[BEGIN Data entries]

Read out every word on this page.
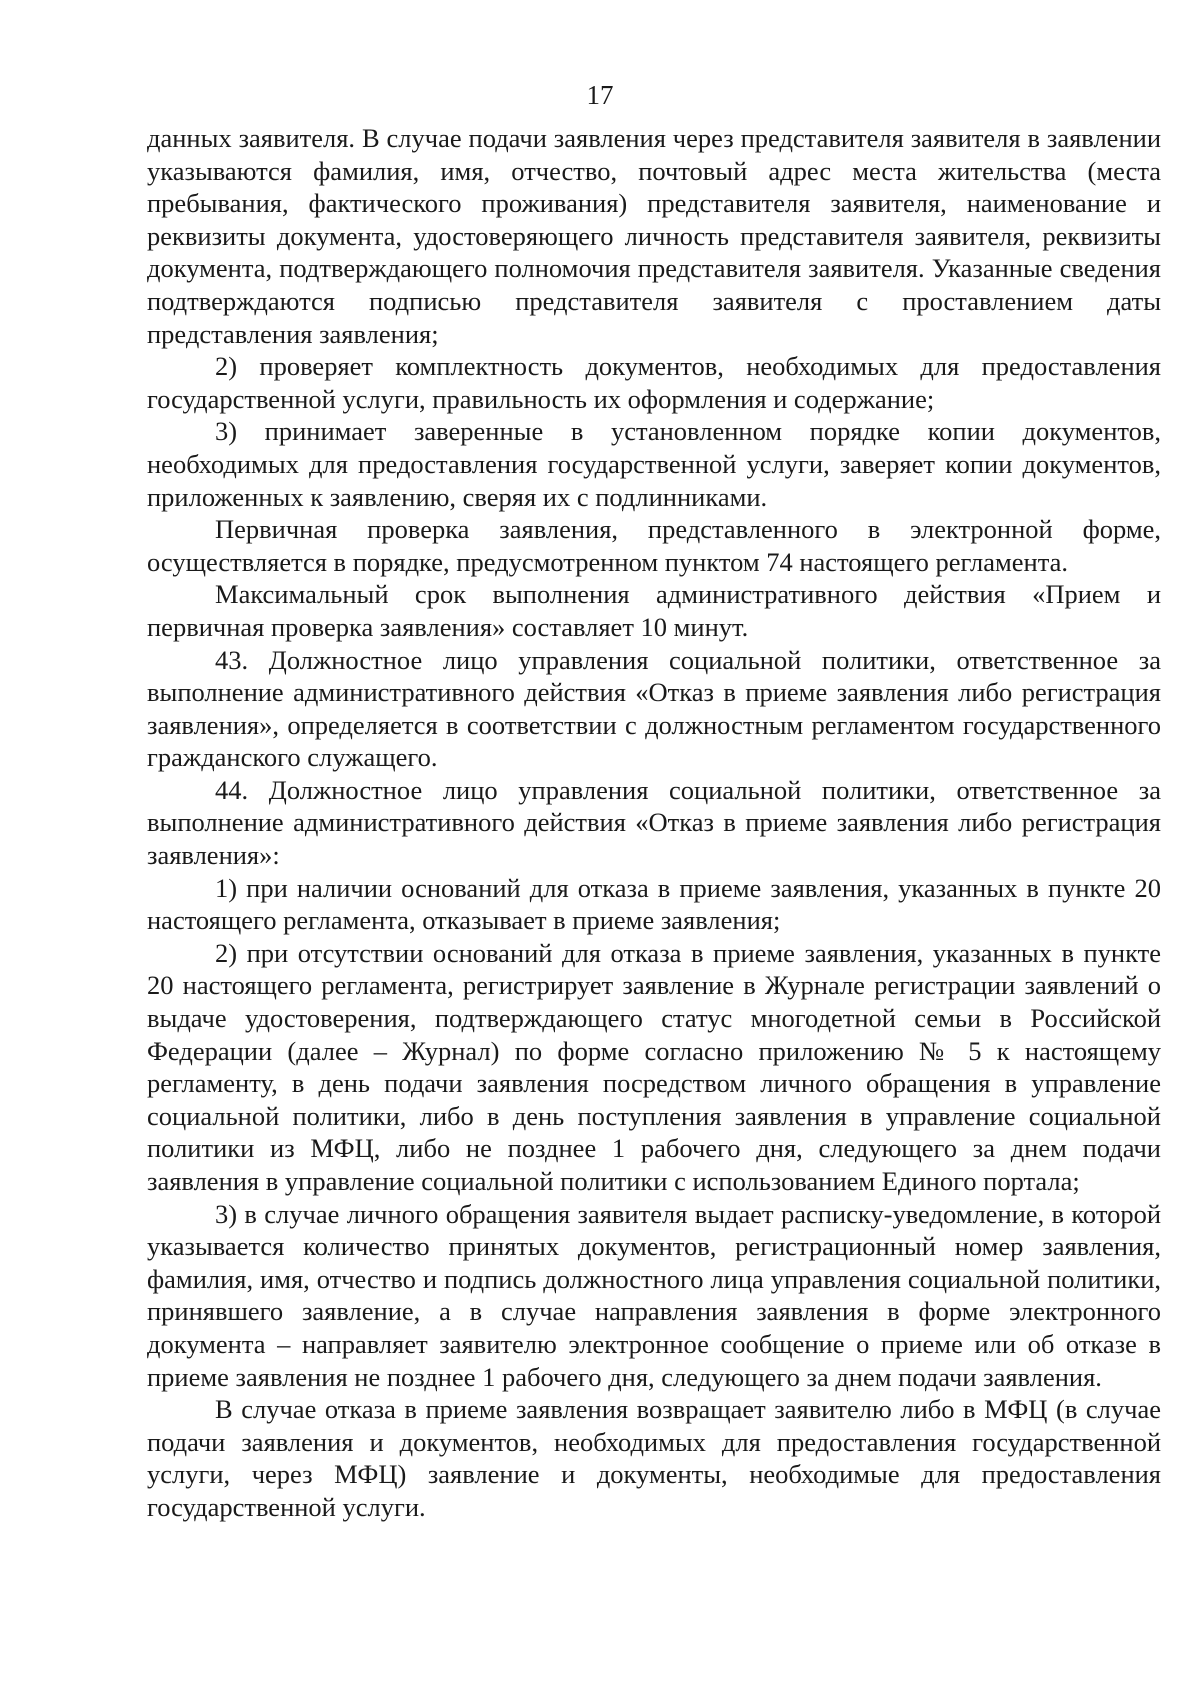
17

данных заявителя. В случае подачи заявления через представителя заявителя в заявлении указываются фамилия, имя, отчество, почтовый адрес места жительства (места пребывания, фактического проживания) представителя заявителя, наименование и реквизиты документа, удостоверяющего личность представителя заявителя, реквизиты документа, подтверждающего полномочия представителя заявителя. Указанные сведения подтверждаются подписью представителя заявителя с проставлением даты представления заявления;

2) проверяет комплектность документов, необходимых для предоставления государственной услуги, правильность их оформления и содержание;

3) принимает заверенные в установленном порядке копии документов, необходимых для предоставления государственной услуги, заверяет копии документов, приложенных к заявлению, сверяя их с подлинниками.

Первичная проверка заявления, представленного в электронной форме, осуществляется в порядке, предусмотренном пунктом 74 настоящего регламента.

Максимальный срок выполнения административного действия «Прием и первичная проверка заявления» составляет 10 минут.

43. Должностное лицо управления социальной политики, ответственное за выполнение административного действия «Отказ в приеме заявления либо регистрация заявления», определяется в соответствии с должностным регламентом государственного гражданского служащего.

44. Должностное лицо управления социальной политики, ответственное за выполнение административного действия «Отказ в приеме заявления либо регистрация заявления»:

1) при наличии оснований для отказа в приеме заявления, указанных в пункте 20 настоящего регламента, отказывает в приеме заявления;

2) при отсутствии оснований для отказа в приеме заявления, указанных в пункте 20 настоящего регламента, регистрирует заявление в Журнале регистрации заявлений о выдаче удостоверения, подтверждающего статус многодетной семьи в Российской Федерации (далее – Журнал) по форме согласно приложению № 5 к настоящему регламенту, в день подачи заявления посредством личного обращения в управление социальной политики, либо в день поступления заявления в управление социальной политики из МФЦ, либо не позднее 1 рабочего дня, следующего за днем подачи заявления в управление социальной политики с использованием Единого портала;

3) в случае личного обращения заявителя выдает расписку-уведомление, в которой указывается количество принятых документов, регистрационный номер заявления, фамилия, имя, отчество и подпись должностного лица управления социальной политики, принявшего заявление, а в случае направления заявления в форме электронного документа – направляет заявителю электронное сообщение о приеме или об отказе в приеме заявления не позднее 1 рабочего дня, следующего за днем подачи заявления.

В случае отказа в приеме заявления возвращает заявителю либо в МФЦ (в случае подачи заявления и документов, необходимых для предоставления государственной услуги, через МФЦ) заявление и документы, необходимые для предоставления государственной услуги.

[END Data entries]
[BEGIN Data entries]

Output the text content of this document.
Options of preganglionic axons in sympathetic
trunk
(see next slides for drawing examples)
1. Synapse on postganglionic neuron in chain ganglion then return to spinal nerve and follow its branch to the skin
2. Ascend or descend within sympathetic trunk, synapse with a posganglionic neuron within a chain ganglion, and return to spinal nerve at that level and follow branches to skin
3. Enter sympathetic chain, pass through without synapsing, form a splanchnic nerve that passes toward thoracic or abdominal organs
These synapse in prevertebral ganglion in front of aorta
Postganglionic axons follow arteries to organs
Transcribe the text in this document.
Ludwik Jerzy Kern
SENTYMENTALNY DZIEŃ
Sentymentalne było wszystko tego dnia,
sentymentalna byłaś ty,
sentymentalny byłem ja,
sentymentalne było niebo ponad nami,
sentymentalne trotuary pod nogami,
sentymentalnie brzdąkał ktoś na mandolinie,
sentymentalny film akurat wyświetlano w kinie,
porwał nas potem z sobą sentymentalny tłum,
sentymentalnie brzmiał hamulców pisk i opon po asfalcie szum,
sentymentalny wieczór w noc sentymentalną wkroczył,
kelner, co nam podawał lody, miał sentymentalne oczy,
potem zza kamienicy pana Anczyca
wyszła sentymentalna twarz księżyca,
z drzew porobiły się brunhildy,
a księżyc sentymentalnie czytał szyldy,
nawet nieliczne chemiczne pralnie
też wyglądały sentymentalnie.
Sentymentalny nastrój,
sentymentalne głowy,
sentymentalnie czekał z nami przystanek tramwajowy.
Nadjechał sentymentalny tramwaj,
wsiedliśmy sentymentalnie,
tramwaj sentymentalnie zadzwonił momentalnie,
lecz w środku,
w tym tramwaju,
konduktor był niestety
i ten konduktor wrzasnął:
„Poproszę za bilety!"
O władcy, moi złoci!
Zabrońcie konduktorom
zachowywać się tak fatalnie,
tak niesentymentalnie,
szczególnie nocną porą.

[END Data entries]

Required task — In the records, locate each line holding the string "that" and copy it.

Exercise result —
2. Ascend or descend within sympathetic trunk, synapse with a posganglionic neuron within a chain ganglion, and return to spinal nerve at that level and follow branches to skin
3. Enter sympathetic chain, pass through without synapsing, form a splanchnic nerve that passes toward thoracic or abdominal organs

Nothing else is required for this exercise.